| Exercise brief |
Convert every one of the lines below into a JSON list of strings, with one string for each line and no blank lines.

### Material provided ###

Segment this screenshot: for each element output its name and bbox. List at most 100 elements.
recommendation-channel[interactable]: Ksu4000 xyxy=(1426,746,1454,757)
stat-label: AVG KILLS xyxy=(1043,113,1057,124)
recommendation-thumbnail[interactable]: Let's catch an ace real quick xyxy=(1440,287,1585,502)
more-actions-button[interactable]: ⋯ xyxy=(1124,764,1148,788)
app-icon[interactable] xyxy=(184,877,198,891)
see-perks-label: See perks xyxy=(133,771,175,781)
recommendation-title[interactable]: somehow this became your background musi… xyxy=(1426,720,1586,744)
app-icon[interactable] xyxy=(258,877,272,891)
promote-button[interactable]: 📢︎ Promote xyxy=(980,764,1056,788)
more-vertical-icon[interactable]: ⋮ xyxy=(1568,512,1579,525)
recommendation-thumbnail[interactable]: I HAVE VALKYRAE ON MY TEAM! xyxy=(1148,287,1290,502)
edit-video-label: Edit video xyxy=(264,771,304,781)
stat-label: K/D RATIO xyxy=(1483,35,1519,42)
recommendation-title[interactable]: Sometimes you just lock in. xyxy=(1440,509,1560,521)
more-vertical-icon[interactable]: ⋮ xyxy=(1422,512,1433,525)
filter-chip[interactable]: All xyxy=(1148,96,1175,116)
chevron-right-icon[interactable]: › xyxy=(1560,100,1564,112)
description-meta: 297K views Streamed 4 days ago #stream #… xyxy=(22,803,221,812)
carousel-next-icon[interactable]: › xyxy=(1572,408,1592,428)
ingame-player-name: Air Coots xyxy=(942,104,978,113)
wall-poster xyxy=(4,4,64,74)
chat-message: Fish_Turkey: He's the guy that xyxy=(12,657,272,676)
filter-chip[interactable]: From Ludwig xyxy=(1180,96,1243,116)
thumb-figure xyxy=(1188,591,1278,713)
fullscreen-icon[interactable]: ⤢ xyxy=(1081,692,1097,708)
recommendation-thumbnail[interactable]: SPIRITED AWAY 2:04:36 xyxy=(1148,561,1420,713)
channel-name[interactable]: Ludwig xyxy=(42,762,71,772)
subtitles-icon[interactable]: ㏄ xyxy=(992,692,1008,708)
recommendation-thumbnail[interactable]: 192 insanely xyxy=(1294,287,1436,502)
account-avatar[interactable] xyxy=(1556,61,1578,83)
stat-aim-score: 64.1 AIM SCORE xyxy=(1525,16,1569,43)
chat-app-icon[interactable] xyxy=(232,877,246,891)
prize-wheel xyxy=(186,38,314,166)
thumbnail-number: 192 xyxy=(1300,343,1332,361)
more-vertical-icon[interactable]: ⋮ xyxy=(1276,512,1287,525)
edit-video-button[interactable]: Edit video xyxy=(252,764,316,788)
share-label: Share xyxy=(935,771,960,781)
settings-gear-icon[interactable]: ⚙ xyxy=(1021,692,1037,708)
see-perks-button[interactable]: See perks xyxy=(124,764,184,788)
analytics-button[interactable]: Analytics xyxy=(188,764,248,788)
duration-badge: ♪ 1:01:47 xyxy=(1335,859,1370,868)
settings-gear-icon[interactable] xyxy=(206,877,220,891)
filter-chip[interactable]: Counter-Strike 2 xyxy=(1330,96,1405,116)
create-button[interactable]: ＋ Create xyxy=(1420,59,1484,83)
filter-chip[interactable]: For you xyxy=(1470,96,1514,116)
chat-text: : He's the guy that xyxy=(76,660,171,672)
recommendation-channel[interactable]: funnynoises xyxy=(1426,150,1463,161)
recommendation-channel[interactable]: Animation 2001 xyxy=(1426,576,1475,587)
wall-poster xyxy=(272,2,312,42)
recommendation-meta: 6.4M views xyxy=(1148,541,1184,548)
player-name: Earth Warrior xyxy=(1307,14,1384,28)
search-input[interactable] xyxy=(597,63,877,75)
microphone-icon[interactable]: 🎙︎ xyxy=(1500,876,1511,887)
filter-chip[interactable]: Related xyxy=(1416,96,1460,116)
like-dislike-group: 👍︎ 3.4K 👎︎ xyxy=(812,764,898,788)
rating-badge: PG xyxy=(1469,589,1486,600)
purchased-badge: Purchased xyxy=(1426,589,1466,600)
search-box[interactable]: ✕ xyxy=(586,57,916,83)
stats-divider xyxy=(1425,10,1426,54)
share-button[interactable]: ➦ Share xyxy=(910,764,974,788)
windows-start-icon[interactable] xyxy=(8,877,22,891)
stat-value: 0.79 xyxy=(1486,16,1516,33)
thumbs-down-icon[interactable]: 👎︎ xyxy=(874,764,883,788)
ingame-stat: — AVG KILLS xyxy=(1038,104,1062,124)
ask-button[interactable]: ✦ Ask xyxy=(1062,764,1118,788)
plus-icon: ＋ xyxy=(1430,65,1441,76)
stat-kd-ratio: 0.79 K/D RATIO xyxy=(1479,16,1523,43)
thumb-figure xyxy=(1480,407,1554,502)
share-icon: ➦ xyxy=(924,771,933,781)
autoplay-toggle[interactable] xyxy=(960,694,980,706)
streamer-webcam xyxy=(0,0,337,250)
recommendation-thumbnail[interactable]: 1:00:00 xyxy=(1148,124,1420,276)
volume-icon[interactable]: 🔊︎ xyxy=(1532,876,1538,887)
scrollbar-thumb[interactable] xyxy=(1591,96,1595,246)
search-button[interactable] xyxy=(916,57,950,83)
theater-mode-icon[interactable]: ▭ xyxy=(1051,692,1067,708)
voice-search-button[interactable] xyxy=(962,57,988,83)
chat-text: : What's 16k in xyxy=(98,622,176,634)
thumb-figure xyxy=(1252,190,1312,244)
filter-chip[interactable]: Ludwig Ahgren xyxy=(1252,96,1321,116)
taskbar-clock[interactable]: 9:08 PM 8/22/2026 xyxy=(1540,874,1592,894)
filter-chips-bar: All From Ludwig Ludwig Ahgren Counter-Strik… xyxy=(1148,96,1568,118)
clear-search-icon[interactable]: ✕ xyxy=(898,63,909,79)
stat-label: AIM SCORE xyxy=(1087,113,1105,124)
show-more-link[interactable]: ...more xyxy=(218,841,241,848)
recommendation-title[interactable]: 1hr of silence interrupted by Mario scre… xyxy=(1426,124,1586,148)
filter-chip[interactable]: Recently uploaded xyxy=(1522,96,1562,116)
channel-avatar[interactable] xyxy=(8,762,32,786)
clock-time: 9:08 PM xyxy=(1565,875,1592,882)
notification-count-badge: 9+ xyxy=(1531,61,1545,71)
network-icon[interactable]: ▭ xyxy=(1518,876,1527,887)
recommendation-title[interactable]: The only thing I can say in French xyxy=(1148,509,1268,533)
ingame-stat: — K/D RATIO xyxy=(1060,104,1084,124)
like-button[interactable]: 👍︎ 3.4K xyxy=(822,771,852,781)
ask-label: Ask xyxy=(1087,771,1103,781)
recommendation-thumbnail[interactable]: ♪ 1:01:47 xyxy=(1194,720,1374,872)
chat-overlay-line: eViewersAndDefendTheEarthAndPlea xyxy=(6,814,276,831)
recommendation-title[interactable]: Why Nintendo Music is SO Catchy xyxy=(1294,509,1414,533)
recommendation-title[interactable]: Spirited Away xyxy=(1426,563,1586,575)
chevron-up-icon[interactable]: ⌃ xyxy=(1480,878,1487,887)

###

| Correct answer |
[
  "Segment this screenshot: for each element output its name and bbox. List at most 100 elements.",
  "recommendation-channel[interactable]: Ksu4000 xyxy=(1426,746,1454,757)",
  "stat-label: AVG KILLS xyxy=(1043,113,1057,124)",
  "recommendation-thumbnail[interactable]: Let's catch an ace real quick xyxy=(1440,287,1585,502)",
  "more-actions-button[interactable]: ⋯ xyxy=(1124,764,1148,788)",
  "app-icon[interactable] xyxy=(184,877,198,891)",
  "see-perks-label: See perks xyxy=(133,771,175,781)",
  "recommendation-title[interactable]: somehow this became your background musi… xyxy=(1426,720,1586,744)",
  "app-icon[interactable] xyxy=(258,877,272,891)",
  "promote-button[interactable]: 📢︎ Promote xyxy=(980,764,1056,788)",
  "more-vertical-icon[interactable]: ⋮ xyxy=(1568,512,1579,525)",
  "recommendation-thumbnail[interactable]: I HAVE VALKYRAE ON MY TEAM! xyxy=(1148,287,1290,502)",
  "edit-video-label: Edit video xyxy=(264,771,304,781)",
  "stat-label: K/D RATIO xyxy=(1483,35,1519,42)",
  "recommendation-title[interactable]: Sometimes you just lock in. xyxy=(1440,509,1560,521)",
  "more-vertical-icon[interactable]: ⋮ xyxy=(1422,512,1433,525)",
  "filter-chip[interactable]: All xyxy=(1148,96,1175,116)",
  "chevron-right-icon[interactable]: › xyxy=(1560,100,1564,112)",
  "description-meta: 297K views Streamed 4 days ago #stream #… xyxy=(22,803,221,812)",
  "carousel-next-icon[interactable]: › xyxy=(1572,408,1592,428)",
  "ingame-player-name: Air Coots xyxy=(942,104,978,113)",
  "wall-poster xyxy=(4,4,64,74)",
  "chat-message: Fish_Turkey: He's the guy that xyxy=(12,657,272,676)",
  "filter-chip[interactable]: From Ludwig xyxy=(1180,96,1243,116)",
  "thumb-figure xyxy=(1188,591,1278,713)",
  "fullscreen-icon[interactable]: ⤢ xyxy=(1081,692,1097,708)",
  "recommendation-thumbnail[interactable]: SPIRITED AWAY 2:04:36 xyxy=(1148,561,1420,713)",
  "channel-name[interactable]: Ludwig xyxy=(42,762,71,772)",
  "subtitles-icon[interactable]: ㏄ xyxy=(992,692,1008,708)",
  "recommendation-thumbnail[interactable]: 192 insanely xyxy=(1294,287,1436,502)",
  "account-avatar[interactable] xyxy=(1556,61,1578,83)",
  "stat-aim-score: 64.1 AIM SCORE xyxy=(1525,16,1569,43)",
  "chat-app-icon[interactable] xyxy=(232,877,246,891)",
  "prize-wheel xyxy=(186,38,314,166)",
  "thumbnail-number: 192 xyxy=(1300,343,1332,361)",
  "more-vertical-icon[interactable]: ⋮ xyxy=(1276,512,1287,525)",
  "edit-video-button[interactable]: Edit video xyxy=(252,764,316,788)",
  "share-label: Share xyxy=(935,771,960,781)",
  "settings-gear-icon[interactable]: ⚙ xyxy=(1021,692,1037,708)",
  "see-perks-button[interactable]: See perks xyxy=(124,764,184,788)",
  "analytics-button[interactable]: Analytics xyxy=(188,764,248,788)",
  "duration-badge: ♪ 1:01:47 xyxy=(1335,859,1370,868)",
  "settings-gear-icon[interactable] xyxy=(206,877,220,891)",
  "filter-chip[interactable]: Counter-Strike 2 xyxy=(1330,96,1405,116)",
  "create-button[interactable]: ＋ Create xyxy=(1420,59,1484,83)",
  "filter-chip[interactable]: For you xyxy=(1470,96,1514,116)",
  "chat-text: : He's the guy that xyxy=(76,660,171,672)",
  "recommendation-channel[interactable]: funnynoises xyxy=(1426,150,1463,161)",
  "recommendation-channel[interactable]: Animation 2001 xyxy=(1426,576,1475,587)",
  "wall-poster xyxy=(272,2,312,42)",
  "recommendation-meta: 6.4M views xyxy=(1148,541,1184,548)",
  "player-name: Earth Warrior xyxy=(1307,14,1384,28)",
  "search-input[interactable] xyxy=(597,63,877,75)",
  "microphone-icon[interactable]: 🎙︎ xyxy=(1500,876,1511,887)",
  "filter-chip[interactable]: Related xyxy=(1416,96,1460,116)",
  "like-dislike-group: 👍︎ 3.4K 👎︎ xyxy=(812,764,898,788)",
  "rating-badge: PG xyxy=(1469,589,1486,600)",
  "purchased-badge: Purchased xyxy=(1426,589,1466,600)",
  "search-box[interactable]: ✕ xyxy=(586,57,916,83)",
  "stats-divider xyxy=(1425,10,1426,54)",
  "share-button[interactable]: ➦ Share xyxy=(910,764,974,788)",
  "windows-start-icon[interactable] xyxy=(8,877,22,891)",
  "stat-value: 0.79 xyxy=(1486,16,1516,33)",
  "thumbs-down-icon[interactable]: 👎︎ xyxy=(874,764,883,788)",
  "ingame-stat: — AVG KILLS xyxy=(1038,104,1062,124)",
  "ask-button[interactable]: ✦ Ask xyxy=(1062,764,1118,788)",
  "plus-icon: ＋ xyxy=(1430,65,1441,76)",
  "stat-kd-ratio: 0.79 K/D RATIO xyxy=(1479,16,1523,43)",
  "thumb-figure xyxy=(1480,407,1554,502)",
  "share-icon: ➦ xyxy=(924,771,933,781)",
  "autoplay-toggle[interactable] xyxy=(960,694,980,706)",
  "streamer-webcam xyxy=(0,0,337,250)",
  "recommendation-thumbnail[interactable]: 1:00:00 xyxy=(1148,124,1420,276)",
  "volume-icon[interactable]: 🔊︎ xyxy=(1532,876,1538,887)",
  "scrollbar-thumb[interactable] xyxy=(1591,96,1595,246)",
  "search-button[interactable] xyxy=(916,57,950,83)",
  "theater-mode-icon[interactable]: ▭ xyxy=(1051,692,1067,708)",
  "voice-search-button[interactable] xyxy=(962,57,988,83)",
  "chat-text: : What's 16k in xyxy=(98,622,176,634)",
  "thumb-figure xyxy=(1252,190,1312,244)",
  "filter-chip[interactable]: Ludwig Ahgren xyxy=(1252,96,1321,116)",
  "taskbar-clock[interactable]: 9:08 PM 8/22/2026 xyxy=(1540,874,1592,894)",
  "filter-chips-bar: All From Ludwig Ludwig Ahgren Counter-Strik… xyxy=(1148,96,1568,118)",
  "clear-search-icon[interactable]: ✕ xyxy=(898,63,909,79)",
  "stat-label: AIM SCORE xyxy=(1087,113,1105,124)",
  "show-more-link[interactable]: ...more xyxy=(218,841,241,848)",
  "recommendation-title[interactable]: 1hr of silence interrupted by Mario scre… xyxy=(1426,124,1586,148)",
  "filter-chip[interactable]: Recently uploaded xyxy=(1522,96,1562,116)",
  "channel-avatar[interactable] xyxy=(8,762,32,786)",
  "clock-time: 9:08 PM xyxy=(1565,875,1592,882)",
  "notification-count-badge: 9+ xyxy=(1531,61,1545,71)",
  "network-icon[interactable]: ▭ xyxy=(1518,876,1527,887)",
  "recommendation-title[interactable]: The only thing I can say in French xyxy=(1148,509,1268,533)",
  "ingame-stat: — K/D RATIO xyxy=(1060,104,1084,124)",
  "like-button[interactable]: 👍︎ 3.4K xyxy=(822,771,852,781)",
  "ask-label: Ask xyxy=(1087,771,1103,781)",
  "recommendation-thumbnail[interactable]: ♪ 1:01:47 xyxy=(1194,720,1374,872)",
  "chat-overlay-line: eViewersAndDefendTheEarthAndPlea xyxy=(6,814,276,831)",
  "recommendation-title[interactable]: Why Nintendo Music is SO Catchy xyxy=(1294,509,1414,533)",
  "recommendation-title[interactable]: Spirited Away xyxy=(1426,563,1586,575)",
  "chevron-up-icon[interactable]: ⌃ xyxy=(1480,878,1487,887)"
]